[Annotated item listings]
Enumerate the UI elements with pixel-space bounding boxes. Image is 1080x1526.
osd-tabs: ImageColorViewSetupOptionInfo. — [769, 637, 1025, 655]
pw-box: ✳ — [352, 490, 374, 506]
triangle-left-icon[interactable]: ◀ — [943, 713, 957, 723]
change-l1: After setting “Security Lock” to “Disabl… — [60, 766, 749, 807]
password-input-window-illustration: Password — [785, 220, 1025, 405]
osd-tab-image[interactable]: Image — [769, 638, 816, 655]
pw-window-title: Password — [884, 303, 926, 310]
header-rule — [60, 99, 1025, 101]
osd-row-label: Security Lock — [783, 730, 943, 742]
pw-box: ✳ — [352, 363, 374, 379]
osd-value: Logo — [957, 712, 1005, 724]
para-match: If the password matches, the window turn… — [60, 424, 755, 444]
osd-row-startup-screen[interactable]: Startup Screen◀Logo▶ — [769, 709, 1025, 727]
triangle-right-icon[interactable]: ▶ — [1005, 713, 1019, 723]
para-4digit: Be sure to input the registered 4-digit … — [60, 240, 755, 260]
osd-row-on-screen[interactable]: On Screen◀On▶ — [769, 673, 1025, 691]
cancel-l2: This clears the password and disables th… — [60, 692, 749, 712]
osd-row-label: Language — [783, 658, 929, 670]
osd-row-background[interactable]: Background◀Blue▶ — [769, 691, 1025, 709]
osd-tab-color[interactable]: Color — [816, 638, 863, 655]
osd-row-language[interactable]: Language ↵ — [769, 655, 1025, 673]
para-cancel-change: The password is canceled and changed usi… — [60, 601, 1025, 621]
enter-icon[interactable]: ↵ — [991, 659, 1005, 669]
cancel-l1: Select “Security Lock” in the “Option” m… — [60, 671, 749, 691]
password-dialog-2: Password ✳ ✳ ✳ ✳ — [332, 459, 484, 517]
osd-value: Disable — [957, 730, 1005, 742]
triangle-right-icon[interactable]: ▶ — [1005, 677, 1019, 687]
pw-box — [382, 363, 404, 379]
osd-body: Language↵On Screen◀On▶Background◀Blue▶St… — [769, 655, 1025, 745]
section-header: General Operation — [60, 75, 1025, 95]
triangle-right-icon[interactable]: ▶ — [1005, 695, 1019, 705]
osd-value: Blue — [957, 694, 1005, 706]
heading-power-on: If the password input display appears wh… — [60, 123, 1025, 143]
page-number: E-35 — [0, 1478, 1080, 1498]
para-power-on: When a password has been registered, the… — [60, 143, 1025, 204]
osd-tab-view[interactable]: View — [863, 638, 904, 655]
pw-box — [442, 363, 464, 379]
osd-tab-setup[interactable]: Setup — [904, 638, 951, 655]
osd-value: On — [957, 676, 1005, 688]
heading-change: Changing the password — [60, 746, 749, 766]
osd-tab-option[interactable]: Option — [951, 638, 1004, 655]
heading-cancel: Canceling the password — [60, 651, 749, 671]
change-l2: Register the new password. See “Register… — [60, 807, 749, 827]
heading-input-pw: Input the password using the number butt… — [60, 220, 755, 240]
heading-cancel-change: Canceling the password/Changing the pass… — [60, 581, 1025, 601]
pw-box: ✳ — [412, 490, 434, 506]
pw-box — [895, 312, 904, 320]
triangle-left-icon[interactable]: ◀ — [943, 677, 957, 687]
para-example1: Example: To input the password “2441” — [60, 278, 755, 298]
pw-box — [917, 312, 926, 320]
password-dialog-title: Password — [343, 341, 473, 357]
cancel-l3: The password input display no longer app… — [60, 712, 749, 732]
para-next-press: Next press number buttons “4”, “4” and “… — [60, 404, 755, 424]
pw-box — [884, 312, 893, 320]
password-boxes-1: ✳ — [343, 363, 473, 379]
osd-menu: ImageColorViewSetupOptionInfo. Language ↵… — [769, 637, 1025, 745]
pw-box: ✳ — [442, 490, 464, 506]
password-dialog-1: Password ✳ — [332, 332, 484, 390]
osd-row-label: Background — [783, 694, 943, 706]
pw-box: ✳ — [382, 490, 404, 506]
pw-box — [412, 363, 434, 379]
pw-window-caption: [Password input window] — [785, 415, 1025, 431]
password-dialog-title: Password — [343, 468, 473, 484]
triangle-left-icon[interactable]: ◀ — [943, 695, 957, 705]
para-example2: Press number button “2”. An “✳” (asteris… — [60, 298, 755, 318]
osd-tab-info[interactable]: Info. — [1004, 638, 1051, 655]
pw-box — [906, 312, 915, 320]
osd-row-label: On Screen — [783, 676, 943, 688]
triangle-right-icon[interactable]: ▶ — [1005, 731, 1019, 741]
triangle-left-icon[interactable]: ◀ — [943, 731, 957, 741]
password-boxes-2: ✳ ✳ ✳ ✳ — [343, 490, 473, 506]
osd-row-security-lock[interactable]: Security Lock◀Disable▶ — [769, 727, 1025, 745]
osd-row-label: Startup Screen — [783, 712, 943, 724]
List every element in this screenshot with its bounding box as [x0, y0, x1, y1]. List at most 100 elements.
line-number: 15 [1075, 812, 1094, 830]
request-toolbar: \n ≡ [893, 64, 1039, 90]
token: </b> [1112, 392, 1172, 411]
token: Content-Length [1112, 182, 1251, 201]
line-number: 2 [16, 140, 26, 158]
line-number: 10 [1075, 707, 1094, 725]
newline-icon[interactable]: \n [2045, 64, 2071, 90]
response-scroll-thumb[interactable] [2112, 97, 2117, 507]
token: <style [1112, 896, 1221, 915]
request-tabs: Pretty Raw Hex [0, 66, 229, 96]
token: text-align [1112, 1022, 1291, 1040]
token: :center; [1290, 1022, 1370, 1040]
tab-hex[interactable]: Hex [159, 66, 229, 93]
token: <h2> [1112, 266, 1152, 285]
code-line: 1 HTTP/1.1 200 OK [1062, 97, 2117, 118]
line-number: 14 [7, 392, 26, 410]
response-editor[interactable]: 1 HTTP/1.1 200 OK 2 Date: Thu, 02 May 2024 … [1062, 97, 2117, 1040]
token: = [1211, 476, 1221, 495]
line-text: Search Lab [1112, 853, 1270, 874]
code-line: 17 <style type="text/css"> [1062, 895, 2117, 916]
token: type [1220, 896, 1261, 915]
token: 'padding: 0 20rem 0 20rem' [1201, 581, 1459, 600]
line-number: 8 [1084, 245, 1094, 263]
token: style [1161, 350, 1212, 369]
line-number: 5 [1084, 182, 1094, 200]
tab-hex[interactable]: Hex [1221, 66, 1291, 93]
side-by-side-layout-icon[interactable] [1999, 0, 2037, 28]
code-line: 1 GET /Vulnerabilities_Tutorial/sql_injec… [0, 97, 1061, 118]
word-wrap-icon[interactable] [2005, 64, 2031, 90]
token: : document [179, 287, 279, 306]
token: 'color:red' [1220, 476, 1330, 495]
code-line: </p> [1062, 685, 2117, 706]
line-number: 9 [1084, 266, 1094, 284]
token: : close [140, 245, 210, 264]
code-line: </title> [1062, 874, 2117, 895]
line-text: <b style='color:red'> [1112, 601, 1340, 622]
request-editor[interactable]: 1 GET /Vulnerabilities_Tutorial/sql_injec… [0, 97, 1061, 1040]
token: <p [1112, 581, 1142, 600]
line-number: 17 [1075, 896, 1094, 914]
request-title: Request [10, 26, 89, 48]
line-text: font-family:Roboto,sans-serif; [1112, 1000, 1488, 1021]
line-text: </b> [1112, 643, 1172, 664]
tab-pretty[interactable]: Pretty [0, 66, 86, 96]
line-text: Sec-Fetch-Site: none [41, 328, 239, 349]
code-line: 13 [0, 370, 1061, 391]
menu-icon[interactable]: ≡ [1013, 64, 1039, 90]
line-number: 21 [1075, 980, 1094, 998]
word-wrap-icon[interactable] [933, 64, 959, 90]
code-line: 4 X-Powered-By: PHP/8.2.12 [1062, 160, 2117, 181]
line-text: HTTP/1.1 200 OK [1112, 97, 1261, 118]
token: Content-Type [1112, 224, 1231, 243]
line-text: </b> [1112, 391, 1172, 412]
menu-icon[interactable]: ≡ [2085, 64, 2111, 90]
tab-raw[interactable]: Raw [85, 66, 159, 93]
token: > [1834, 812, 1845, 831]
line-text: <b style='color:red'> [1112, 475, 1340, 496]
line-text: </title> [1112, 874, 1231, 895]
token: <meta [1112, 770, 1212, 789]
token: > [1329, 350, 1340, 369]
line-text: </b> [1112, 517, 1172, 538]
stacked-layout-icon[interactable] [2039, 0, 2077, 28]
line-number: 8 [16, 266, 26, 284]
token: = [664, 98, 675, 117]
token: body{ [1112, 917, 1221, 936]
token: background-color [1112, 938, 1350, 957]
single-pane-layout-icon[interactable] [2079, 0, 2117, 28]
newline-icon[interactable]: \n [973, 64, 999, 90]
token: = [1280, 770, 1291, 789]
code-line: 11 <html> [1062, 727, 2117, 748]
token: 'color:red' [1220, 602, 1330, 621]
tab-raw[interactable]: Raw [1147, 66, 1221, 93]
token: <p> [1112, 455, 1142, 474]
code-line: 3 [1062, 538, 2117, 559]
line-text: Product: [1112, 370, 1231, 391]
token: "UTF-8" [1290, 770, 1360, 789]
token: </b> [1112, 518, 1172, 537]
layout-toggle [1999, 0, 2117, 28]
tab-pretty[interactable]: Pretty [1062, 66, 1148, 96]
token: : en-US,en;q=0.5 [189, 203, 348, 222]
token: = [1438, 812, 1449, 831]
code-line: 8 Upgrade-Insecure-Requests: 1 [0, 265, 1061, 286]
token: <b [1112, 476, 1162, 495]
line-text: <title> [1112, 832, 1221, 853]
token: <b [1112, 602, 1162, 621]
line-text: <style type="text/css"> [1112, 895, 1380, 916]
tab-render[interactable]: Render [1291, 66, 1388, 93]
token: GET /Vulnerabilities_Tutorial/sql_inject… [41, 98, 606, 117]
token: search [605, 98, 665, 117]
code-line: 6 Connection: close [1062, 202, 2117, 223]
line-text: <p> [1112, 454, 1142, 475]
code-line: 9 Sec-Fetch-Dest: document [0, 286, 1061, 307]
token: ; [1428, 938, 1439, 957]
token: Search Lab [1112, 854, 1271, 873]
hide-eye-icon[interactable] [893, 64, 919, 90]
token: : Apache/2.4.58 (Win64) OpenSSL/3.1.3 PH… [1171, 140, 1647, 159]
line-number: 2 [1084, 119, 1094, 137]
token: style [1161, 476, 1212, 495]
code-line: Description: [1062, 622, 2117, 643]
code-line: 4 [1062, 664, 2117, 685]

### Exercise prompt
Could you copy out, word for word, every line from the very start of the items through the line containing "password-input-window-illustration: Password —", with both of those lines included?

### Worked solution
Enumerate the UI elements with pixel-space bounding boxes. Image is 1080x1526.
osd-tabs: ImageColorViewSetupOptionInfo. — [769, 637, 1025, 655]
pw-box: ✳ — [352, 490, 374, 506]
triangle-left-icon[interactable]: ◀ — [943, 713, 957, 723]
change-l1: After setting “Security Lock” to “Disabl… — [60, 766, 749, 807]
password-input-window-illustration: Password — [785, 220, 1025, 405]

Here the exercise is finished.